Identify every line containing the word "Late" and reproduce each one.

Entries with figure data:
** Begin **
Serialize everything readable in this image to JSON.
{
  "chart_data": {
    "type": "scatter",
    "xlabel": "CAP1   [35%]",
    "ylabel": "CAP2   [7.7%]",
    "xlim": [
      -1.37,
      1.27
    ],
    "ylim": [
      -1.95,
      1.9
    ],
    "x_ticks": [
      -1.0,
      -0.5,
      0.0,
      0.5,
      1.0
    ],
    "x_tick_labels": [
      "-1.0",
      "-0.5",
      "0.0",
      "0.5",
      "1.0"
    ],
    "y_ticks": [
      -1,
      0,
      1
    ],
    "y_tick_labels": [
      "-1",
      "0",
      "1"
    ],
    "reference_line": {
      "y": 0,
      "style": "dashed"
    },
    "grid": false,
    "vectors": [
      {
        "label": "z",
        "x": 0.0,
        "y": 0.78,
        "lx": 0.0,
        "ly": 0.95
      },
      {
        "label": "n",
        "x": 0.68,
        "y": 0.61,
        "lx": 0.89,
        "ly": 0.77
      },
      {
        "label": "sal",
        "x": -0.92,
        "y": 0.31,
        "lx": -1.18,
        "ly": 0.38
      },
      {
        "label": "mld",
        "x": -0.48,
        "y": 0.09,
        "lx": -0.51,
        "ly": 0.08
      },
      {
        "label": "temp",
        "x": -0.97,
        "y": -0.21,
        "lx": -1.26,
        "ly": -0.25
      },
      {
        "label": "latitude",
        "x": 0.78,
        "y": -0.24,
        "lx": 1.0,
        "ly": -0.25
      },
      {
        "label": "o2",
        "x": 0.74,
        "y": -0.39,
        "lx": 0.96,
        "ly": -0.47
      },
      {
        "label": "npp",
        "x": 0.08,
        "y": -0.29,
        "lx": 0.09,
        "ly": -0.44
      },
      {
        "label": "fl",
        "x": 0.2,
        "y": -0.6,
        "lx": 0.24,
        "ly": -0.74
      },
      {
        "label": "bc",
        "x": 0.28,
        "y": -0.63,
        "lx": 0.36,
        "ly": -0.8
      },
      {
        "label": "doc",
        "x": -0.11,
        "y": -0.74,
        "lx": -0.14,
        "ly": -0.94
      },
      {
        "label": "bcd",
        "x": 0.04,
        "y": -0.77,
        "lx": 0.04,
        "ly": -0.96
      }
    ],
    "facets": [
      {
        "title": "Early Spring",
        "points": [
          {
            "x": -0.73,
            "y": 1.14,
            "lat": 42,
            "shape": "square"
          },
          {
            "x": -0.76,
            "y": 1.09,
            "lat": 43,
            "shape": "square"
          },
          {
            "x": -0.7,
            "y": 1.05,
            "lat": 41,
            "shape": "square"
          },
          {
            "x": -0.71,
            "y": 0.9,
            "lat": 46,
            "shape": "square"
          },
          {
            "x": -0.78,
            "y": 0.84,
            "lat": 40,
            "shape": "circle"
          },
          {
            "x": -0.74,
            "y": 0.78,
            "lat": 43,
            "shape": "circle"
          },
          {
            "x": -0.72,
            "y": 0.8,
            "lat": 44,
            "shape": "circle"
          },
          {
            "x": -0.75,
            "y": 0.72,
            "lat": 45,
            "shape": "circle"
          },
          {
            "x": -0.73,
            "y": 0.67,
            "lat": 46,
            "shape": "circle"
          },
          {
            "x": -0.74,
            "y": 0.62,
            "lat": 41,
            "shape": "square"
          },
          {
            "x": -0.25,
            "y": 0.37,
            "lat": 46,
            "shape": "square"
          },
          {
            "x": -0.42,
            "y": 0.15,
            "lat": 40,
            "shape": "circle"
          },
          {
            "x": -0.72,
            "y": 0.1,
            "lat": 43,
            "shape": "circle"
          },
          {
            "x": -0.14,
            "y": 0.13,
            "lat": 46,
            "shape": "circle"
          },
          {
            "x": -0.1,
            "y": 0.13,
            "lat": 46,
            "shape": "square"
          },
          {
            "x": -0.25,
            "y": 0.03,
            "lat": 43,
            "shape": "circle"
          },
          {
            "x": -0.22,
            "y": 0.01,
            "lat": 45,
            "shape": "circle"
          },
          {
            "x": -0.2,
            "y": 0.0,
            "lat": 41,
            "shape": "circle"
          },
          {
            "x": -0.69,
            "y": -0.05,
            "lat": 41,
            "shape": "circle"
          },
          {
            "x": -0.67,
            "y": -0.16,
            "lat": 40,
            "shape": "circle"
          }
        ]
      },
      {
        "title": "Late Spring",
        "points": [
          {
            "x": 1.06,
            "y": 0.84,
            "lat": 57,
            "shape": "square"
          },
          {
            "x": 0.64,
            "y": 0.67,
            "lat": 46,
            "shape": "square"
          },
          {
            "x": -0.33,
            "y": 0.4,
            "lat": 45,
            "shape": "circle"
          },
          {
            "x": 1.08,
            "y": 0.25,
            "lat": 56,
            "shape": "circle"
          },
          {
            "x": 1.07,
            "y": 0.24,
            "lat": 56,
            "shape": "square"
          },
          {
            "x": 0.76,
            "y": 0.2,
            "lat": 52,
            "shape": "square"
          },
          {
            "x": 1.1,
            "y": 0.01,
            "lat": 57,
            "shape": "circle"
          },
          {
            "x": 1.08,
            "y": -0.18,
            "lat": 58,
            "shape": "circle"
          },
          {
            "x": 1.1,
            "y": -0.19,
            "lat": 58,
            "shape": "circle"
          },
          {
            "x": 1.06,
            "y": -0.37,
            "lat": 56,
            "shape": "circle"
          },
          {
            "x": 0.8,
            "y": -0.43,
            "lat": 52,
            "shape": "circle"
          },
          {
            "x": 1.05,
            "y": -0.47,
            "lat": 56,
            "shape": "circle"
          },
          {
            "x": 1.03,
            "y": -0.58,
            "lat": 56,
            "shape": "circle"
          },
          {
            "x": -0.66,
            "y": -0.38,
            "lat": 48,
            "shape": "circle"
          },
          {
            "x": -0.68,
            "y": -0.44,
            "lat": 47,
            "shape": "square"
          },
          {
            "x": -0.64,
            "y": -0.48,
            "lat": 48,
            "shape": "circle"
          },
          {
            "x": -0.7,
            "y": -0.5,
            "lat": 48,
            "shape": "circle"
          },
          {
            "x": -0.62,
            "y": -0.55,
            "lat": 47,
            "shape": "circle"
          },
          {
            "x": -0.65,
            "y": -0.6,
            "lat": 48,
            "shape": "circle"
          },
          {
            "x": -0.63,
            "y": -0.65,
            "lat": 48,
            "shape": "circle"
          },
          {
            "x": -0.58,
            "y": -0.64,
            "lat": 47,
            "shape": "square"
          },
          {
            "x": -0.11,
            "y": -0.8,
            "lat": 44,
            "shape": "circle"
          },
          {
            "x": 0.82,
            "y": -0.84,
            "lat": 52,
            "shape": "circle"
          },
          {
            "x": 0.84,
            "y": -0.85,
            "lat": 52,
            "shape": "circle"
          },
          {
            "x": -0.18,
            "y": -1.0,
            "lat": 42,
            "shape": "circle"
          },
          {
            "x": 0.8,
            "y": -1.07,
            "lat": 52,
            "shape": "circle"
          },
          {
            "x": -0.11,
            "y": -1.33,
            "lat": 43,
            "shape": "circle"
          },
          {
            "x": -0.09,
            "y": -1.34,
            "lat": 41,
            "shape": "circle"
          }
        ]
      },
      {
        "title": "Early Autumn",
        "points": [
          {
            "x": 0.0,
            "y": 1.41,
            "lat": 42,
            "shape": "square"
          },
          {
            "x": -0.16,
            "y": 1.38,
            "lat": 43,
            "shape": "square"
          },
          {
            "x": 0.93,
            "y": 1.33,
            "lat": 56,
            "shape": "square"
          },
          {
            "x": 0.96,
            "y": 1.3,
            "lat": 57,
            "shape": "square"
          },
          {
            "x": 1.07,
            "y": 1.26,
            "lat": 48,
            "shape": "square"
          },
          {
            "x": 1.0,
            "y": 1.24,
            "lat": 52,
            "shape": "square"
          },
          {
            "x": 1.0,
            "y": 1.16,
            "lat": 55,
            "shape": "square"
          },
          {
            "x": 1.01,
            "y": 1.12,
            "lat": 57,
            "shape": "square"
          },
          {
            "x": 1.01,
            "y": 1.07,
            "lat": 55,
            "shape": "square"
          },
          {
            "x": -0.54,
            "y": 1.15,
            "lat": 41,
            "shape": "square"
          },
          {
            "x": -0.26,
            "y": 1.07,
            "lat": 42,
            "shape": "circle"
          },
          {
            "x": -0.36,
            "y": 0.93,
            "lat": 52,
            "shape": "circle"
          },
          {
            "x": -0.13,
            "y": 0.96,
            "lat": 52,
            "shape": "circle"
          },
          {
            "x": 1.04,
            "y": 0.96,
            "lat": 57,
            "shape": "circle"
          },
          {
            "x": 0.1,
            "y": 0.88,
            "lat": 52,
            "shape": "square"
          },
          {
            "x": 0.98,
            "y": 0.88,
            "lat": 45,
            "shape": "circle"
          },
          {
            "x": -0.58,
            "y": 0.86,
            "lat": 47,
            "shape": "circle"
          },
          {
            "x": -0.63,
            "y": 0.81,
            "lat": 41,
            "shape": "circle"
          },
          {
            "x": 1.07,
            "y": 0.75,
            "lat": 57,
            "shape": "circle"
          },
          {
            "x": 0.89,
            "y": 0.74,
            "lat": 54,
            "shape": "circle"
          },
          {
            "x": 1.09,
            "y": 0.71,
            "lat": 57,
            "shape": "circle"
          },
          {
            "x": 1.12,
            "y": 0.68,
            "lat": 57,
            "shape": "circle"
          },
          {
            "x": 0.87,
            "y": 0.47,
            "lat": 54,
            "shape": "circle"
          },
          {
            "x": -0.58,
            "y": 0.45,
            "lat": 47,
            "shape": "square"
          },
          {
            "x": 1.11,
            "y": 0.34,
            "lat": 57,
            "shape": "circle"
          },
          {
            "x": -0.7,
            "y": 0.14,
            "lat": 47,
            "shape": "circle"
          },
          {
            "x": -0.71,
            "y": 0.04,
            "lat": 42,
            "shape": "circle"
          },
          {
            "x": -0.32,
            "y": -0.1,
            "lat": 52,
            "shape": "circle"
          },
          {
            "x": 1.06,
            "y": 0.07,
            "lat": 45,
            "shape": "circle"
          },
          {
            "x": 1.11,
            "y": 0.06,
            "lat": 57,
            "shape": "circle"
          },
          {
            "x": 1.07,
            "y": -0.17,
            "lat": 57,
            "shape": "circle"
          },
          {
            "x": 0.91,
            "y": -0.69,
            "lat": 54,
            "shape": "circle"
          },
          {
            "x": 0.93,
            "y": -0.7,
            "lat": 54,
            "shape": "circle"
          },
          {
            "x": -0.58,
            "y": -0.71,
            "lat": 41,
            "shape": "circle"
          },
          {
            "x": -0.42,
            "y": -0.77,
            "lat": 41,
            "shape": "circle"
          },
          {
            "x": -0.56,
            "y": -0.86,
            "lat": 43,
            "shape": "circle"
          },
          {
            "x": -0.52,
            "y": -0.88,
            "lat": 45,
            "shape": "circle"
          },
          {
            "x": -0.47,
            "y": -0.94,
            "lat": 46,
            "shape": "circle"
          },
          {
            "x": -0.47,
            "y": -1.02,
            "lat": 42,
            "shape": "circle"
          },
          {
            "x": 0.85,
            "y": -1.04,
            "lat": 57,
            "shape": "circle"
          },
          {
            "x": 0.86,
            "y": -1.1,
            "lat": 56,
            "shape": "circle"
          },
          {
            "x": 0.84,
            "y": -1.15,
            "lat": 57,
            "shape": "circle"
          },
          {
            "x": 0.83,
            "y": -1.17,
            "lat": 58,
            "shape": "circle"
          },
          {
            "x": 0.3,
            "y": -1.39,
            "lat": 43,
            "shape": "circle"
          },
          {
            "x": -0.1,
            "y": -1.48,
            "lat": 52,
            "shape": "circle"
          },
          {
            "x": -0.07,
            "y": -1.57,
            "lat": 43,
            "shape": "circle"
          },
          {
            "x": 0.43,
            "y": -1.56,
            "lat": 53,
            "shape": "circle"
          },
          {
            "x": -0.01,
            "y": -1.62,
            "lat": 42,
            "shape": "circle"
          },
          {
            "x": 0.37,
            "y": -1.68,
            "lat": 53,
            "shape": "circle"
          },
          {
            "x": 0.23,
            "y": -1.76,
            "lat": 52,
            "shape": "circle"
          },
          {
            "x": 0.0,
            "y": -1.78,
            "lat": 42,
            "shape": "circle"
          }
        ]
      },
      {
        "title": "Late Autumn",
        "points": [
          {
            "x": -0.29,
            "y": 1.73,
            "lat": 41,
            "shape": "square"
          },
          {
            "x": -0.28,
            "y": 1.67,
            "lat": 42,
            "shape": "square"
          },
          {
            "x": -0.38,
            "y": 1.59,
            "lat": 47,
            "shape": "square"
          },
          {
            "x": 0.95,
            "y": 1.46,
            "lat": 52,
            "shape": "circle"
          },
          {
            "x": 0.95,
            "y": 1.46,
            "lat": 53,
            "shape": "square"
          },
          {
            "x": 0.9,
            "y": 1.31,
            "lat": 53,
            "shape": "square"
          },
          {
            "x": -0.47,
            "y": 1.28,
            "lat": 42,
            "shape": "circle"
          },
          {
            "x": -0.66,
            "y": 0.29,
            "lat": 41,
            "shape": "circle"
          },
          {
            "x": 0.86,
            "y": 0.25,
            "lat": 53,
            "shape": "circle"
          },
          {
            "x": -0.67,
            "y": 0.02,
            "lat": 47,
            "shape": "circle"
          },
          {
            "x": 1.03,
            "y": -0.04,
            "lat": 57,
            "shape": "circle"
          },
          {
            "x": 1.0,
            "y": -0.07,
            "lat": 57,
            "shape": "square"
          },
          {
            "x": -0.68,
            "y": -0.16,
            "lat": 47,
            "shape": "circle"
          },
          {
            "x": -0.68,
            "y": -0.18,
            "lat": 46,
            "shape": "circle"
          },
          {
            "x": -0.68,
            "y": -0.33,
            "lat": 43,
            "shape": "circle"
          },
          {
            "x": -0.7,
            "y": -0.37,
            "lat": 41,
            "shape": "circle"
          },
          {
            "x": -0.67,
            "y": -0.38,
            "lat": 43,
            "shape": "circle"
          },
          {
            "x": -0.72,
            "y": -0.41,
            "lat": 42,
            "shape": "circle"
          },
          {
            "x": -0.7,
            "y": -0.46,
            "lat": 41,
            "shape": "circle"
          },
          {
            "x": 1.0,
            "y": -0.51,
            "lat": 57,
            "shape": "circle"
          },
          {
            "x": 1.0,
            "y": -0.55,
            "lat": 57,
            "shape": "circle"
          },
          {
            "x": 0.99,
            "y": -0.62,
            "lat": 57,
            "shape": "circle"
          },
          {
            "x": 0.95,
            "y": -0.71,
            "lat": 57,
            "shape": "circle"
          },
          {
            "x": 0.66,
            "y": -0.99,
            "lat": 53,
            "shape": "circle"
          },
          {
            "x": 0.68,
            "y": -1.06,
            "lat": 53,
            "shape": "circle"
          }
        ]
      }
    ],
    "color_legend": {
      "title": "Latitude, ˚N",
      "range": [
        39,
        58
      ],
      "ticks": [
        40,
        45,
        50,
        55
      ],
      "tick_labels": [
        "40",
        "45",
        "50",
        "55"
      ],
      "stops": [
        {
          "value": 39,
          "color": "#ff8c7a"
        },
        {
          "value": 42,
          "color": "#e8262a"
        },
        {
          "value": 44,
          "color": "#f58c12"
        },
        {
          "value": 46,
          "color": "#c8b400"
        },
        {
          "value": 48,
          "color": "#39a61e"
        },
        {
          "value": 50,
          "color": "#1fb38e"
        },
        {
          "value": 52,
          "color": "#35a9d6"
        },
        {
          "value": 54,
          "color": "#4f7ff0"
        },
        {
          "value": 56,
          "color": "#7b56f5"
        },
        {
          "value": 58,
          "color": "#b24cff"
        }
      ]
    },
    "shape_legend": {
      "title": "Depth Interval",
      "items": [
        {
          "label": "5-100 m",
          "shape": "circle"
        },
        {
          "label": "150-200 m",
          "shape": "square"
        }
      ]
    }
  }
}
** End **
_TASK SOLUTION_
        "title": "Late Spring",
        "title": "Late Autumn",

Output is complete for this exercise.